- **Problem**
Identify the lines bearing the string "fill" and gather them.

---------- Records for this exercise

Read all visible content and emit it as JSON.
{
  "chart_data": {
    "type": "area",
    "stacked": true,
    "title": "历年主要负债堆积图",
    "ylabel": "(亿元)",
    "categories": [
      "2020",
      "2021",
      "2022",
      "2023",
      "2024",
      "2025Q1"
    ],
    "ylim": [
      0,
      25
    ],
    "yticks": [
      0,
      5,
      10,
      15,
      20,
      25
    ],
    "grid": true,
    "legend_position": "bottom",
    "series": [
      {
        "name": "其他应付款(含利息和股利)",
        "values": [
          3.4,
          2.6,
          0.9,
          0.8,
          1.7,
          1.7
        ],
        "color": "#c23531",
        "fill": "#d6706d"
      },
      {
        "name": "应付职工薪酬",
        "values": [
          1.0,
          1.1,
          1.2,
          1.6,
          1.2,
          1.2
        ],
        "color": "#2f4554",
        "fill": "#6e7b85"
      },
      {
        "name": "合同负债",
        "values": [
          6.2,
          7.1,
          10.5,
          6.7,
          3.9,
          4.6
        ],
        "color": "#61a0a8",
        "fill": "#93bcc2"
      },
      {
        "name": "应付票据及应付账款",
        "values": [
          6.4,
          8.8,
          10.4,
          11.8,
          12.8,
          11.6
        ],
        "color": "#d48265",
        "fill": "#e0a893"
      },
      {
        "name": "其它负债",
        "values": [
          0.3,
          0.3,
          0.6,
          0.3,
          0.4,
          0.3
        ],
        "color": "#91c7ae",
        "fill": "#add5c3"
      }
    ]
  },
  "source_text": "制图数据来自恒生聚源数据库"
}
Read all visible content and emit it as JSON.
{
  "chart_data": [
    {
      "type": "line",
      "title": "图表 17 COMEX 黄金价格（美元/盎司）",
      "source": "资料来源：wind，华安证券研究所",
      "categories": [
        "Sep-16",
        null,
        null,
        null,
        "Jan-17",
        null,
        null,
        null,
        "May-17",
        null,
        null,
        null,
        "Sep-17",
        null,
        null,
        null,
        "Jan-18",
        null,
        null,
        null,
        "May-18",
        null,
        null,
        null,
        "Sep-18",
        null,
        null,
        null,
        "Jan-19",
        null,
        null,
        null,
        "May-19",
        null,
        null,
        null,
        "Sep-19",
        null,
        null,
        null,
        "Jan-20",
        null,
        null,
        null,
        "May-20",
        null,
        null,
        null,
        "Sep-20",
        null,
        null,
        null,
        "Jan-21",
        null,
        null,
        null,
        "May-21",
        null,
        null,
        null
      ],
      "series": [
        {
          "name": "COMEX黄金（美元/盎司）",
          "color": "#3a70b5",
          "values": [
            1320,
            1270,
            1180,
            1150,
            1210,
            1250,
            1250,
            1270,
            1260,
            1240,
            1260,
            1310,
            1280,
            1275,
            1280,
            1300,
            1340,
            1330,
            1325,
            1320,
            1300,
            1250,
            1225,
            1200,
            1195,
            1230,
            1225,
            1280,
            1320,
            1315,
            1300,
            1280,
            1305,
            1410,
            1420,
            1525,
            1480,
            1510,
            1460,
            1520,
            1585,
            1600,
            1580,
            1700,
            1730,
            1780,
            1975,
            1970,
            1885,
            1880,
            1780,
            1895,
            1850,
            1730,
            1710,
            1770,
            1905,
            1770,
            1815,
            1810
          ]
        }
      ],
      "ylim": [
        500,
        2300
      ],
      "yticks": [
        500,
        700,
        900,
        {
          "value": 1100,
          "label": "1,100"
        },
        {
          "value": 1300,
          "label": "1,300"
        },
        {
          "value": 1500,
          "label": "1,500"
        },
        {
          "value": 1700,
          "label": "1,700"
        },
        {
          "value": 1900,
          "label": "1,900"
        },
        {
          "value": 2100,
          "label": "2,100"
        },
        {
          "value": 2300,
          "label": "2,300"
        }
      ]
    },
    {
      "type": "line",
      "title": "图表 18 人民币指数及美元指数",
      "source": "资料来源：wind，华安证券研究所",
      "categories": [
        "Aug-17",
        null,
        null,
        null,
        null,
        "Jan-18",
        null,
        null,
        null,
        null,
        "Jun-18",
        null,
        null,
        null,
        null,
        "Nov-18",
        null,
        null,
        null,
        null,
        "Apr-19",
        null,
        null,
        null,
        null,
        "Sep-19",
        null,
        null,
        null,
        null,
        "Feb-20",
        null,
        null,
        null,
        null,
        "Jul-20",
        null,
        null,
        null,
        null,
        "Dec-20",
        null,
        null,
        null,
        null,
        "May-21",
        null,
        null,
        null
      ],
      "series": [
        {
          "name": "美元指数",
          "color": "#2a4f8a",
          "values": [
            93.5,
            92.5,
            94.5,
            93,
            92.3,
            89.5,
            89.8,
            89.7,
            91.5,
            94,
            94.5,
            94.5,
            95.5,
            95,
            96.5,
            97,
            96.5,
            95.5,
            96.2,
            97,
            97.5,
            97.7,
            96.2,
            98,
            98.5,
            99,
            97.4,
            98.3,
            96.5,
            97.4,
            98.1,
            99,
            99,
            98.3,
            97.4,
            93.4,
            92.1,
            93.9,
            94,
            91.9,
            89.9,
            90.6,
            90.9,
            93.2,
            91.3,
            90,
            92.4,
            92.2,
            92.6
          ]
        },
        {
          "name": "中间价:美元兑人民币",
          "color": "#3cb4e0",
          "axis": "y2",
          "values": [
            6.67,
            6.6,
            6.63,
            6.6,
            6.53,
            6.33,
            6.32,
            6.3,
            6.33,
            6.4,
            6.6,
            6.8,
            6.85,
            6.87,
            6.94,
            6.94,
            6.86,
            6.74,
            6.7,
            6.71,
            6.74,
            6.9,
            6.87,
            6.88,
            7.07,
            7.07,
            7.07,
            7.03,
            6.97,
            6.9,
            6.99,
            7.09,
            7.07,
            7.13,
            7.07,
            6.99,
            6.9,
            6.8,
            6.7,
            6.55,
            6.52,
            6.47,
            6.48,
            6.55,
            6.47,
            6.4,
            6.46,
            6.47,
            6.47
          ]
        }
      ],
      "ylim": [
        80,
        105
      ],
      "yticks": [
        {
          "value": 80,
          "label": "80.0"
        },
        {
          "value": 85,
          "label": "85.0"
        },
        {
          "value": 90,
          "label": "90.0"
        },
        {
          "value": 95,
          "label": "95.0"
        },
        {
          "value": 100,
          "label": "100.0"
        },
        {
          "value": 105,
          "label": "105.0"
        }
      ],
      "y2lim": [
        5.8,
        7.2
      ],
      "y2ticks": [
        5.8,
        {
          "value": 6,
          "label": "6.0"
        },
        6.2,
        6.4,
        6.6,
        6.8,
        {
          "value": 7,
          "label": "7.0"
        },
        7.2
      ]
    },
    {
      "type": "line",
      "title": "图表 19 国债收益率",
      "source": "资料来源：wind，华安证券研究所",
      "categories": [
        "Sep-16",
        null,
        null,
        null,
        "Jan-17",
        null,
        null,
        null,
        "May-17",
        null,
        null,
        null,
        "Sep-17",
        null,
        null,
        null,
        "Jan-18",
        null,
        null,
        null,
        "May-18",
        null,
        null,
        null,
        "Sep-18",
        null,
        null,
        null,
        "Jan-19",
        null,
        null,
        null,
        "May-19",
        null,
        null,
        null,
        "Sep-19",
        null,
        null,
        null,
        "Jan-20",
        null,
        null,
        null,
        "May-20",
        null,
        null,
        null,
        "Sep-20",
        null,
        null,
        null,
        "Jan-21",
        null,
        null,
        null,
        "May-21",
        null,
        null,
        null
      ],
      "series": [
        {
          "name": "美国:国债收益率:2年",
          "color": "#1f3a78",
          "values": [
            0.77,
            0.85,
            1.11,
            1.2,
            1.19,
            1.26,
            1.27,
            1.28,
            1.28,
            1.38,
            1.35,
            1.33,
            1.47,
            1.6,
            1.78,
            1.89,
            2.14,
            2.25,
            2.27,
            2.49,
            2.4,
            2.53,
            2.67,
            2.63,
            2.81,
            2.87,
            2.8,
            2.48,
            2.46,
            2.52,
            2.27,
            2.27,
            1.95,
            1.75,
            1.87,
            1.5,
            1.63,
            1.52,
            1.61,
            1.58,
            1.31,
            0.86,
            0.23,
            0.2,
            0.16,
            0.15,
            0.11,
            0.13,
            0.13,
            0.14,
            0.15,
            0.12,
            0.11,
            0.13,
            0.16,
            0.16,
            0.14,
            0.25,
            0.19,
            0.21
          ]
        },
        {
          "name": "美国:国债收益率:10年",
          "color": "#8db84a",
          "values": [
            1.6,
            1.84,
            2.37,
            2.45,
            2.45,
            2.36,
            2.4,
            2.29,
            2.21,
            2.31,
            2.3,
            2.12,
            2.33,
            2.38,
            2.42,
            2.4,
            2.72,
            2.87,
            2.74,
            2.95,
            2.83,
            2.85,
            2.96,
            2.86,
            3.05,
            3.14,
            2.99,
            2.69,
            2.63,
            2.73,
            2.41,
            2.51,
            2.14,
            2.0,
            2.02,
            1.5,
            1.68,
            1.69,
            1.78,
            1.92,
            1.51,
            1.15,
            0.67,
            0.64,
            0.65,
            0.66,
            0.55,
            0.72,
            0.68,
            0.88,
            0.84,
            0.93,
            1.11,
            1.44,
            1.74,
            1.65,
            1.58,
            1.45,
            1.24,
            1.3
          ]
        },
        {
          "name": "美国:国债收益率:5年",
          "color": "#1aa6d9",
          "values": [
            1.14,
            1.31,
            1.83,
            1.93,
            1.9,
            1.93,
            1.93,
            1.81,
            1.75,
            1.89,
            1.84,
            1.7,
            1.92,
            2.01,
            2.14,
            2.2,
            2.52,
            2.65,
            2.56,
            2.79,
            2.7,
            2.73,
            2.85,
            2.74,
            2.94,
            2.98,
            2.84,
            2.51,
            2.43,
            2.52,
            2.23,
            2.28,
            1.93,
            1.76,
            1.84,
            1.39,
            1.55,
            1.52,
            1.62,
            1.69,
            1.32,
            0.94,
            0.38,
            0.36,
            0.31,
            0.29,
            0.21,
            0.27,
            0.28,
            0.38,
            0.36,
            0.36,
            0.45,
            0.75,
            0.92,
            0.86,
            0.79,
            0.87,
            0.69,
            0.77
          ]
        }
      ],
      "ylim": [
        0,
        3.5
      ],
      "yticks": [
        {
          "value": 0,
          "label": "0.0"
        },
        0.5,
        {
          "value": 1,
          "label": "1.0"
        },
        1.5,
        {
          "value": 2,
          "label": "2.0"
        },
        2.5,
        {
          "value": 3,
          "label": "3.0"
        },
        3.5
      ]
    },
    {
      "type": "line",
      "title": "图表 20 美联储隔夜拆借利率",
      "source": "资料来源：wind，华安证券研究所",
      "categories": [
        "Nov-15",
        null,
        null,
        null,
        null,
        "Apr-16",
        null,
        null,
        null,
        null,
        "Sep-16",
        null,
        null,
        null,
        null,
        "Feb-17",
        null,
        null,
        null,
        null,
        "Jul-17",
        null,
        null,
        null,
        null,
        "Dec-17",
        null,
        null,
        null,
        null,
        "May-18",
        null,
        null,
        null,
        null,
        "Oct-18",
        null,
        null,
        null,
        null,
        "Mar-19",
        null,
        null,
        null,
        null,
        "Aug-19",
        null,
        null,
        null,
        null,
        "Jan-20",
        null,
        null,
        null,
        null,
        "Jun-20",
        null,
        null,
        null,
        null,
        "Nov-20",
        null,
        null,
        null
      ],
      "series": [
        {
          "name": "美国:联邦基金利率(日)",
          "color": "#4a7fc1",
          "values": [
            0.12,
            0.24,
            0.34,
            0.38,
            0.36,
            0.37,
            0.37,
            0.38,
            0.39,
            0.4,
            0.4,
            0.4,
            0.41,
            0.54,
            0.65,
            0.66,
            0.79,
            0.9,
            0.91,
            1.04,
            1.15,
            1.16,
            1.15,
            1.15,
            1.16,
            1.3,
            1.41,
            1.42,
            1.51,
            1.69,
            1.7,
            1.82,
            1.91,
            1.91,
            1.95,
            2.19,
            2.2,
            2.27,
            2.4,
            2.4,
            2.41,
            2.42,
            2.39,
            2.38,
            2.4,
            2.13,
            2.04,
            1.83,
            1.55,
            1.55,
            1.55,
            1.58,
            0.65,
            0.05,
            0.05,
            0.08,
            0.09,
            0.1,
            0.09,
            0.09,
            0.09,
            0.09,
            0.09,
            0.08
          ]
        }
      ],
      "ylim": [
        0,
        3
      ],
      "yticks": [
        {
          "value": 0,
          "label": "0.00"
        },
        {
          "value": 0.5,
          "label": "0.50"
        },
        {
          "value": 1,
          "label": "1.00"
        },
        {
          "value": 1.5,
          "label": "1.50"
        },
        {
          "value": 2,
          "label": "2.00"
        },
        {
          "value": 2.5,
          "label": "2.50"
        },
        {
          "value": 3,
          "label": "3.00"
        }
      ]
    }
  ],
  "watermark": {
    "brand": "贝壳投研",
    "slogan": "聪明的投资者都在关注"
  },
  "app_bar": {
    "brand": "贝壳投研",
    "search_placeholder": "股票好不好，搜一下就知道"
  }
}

--------------------

- **Written reply**
        "fill": "#d6706d"
        "fill": "#6e7b85"
        "fill": "#93bcc2"
        "fill": "#e0a893"
        "fill": "#add5c3"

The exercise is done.